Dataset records
BEGIN

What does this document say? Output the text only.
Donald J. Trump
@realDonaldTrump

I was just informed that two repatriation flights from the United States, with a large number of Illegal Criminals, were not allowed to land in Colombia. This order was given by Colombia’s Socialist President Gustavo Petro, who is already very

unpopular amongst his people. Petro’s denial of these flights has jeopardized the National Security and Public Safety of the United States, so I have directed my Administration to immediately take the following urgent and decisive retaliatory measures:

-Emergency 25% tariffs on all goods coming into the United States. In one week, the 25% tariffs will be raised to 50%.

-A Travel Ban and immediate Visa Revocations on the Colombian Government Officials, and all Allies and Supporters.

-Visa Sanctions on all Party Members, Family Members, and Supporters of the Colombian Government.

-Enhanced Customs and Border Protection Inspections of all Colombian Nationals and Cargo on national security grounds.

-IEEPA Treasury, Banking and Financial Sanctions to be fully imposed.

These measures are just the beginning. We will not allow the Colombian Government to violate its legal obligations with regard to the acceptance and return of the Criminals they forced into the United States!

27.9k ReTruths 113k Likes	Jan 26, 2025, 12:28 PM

END

**YOUR OBJECTIVE:** Make an exact copy of the material above.

**THE REPLY:**
What does this document say? Output the text only.
Donald J. Trump
@realDonaldTrump

I was just informed that two repatriation flights from the United States, with a large number of Illegal Criminals, were not allowed to land in Colombia. This order was given by Colombia’s Socialist President Gustavo Petro, who is already very

unpopular amongst his people. Petro’s denial of these flights has jeopardized the National Security and Public Safety of the United States, so I have directed my Administration to immediately take the following urgent and decisive retaliatory measures:

-Emergency 25% tariffs on all goods coming into the United States. In one week, the 25% tariffs will be raised to 50%.

-A Travel Ban and immediate Visa Revocations on the Colombian Government Officials, and all Allies and Supporters.

-Visa Sanctions on all Party Members, Family Members, and Supporters of the Colombian Government.

-Enhanced Customs and Border Protection Inspections of all Colombian Nationals and Cargo on national security grounds.

-IEEPA Treasury, Banking and Financial Sanctions to be fully imposed.

These measures are just the beginning. We will not allow the Colombian Government to violate its legal obligations with regard to the acceptance and return of the Criminals they forced into the United States!

27.9k ReTruths 113k Likes	Jan 26, 2025, 12:28 PM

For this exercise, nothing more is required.